MATERIAL TO PROCESS:
═══
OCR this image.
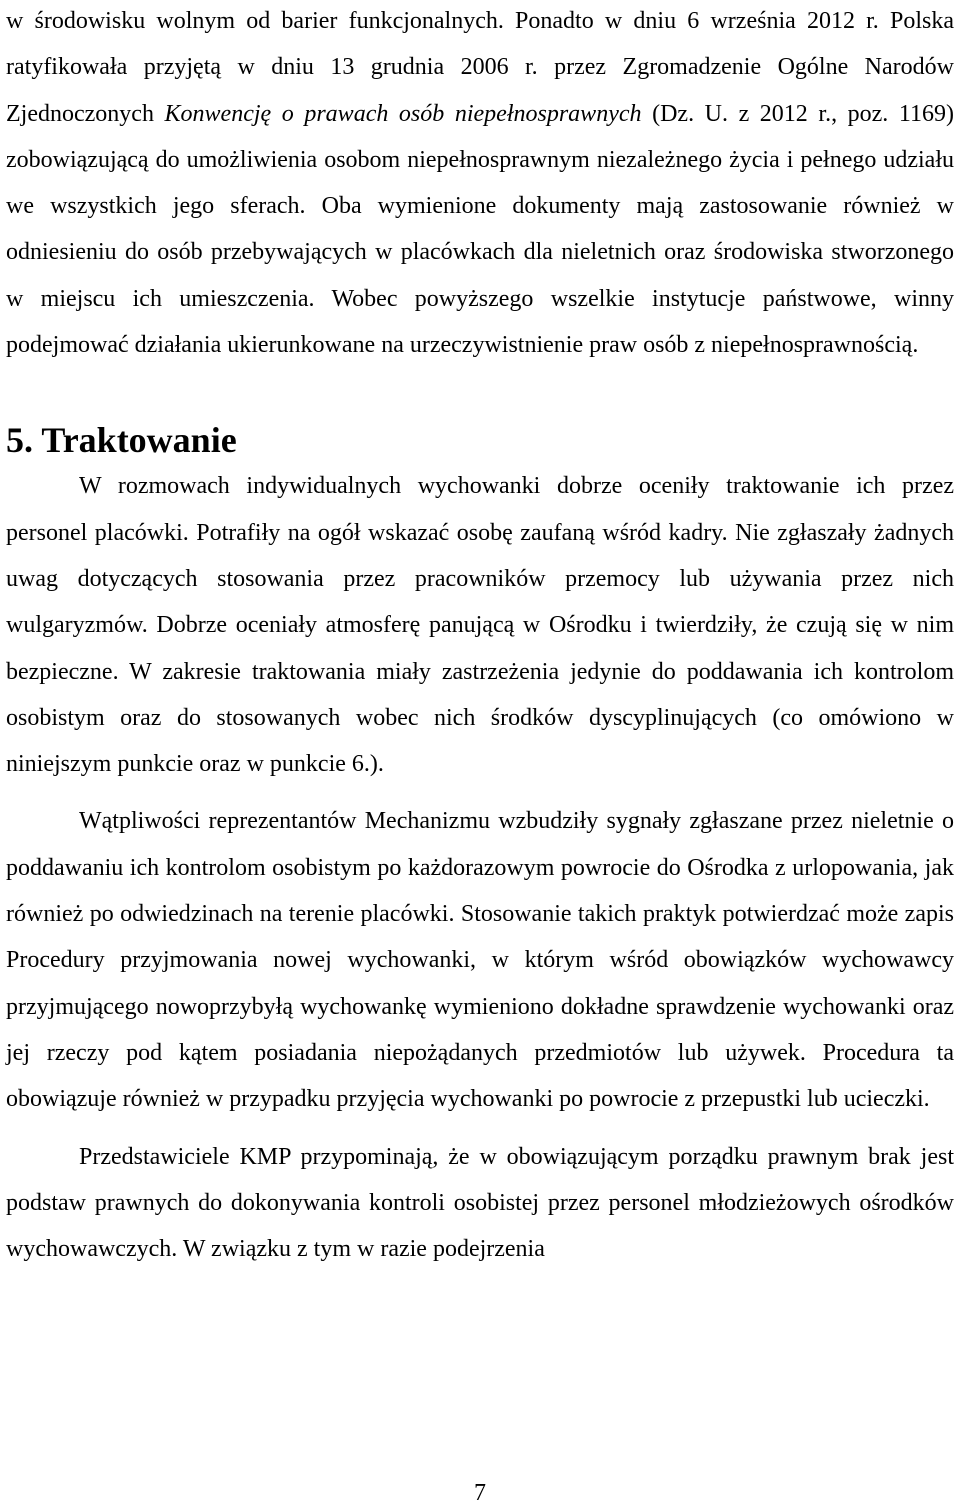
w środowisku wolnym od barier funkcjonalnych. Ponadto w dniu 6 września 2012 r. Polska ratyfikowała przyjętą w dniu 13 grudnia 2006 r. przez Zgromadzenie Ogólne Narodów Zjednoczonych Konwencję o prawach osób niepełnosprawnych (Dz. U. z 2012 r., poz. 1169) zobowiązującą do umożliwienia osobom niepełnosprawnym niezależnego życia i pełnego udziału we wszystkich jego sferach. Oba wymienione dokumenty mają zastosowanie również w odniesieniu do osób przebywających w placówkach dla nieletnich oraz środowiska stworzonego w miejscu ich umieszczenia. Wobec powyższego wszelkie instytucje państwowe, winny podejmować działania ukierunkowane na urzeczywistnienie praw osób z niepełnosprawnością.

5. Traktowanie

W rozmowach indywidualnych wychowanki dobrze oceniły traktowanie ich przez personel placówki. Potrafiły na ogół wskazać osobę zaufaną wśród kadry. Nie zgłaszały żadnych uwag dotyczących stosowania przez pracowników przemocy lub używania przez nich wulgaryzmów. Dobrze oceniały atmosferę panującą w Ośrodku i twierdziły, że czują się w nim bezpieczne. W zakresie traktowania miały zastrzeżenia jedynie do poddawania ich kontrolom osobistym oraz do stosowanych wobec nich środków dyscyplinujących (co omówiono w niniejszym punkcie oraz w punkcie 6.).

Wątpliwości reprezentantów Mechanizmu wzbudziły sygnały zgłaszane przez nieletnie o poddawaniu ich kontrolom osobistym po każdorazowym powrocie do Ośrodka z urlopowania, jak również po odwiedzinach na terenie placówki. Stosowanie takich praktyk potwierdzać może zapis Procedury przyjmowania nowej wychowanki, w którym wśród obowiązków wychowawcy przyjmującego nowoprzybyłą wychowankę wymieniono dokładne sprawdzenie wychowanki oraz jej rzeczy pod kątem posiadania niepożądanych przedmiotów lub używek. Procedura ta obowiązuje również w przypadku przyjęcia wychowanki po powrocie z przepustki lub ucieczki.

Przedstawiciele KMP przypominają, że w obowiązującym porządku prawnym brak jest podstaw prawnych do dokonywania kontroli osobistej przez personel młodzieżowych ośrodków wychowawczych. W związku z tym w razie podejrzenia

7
═══
EXERCISE DESCRIPTION: Without including any pictures, print all of the material exactly as given.

RESPONSE TO THE EXERCISE:
OCR this image.
w środowisku wolnym od barier funkcjonalnych. Ponadto w dniu 6 września 2012 r. Polska ratyfikowała przyjętą w dniu 13 grudnia 2006 r. przez Zgromadzenie Ogólne Narodów Zjednoczonych Konwencję o prawach osób niepełnosprawnych (Dz. U. z 2012 r., poz. 1169) zobowiązującą do umożliwienia osobom niepełnosprawnym niezależnego życia i pełnego udziału we wszystkich jego sferach. Oba wymienione dokumenty mają zastosowanie również w odniesieniu do osób przebywających w placówkach dla nieletnich oraz środowiska stworzonego w miejscu ich umieszczenia. Wobec powyższego wszelkie instytucje państwowe, winny podejmować działania ukierunkowane na urzeczywistnienie praw osób z niepełnosprawnością.

5. Traktowanie

W rozmowach indywidualnych wychowanki dobrze oceniły traktowanie ich przez personel placówki. Potrafiły na ogół wskazać osobę zaufaną wśród kadry. Nie zgłaszały żadnych uwag dotyczących stosowania przez pracowników przemocy lub używania przez nich wulgaryzmów. Dobrze oceniały atmosferę panującą w Ośrodku i twierdziły, że czują się w nim bezpieczne. W zakresie traktowania miały zastrzeżenia jedynie do poddawania ich kontrolom osobistym oraz do stosowanych wobec nich środków dyscyplinujących (co omówiono w niniejszym punkcie oraz w punkcie 6.).

Wątpliwości reprezentantów Mechanizmu wzbudziły sygnały zgłaszane przez nieletnie o poddawaniu ich kontrolom osobistym po każdorazowym powrocie do Ośrodka z urlopowania, jak również po odwiedzinach na terenie placówki. Stosowanie takich praktyk potwierdzać może zapis Procedury przyjmowania nowej wychowanki, w którym wśród obowiązków wychowawcy przyjmującego nowoprzybyłą wychowankę wymieniono dokładne sprawdzenie wychowanki oraz jej rzeczy pod kątem posiadania niepożądanych przedmiotów lub używek. Procedura ta obowiązuje również w przypadku przyjęcia wychowanki po powrocie z przepustki lub ucieczki.

Przedstawiciele KMP przypominają, że w obowiązującym porządku prawnym brak jest podstaw prawnych do dokonywania kontroli osobistej przez personel młodzieżowych ośrodków wychowawczych. W związku z tym w razie podejrzenia

7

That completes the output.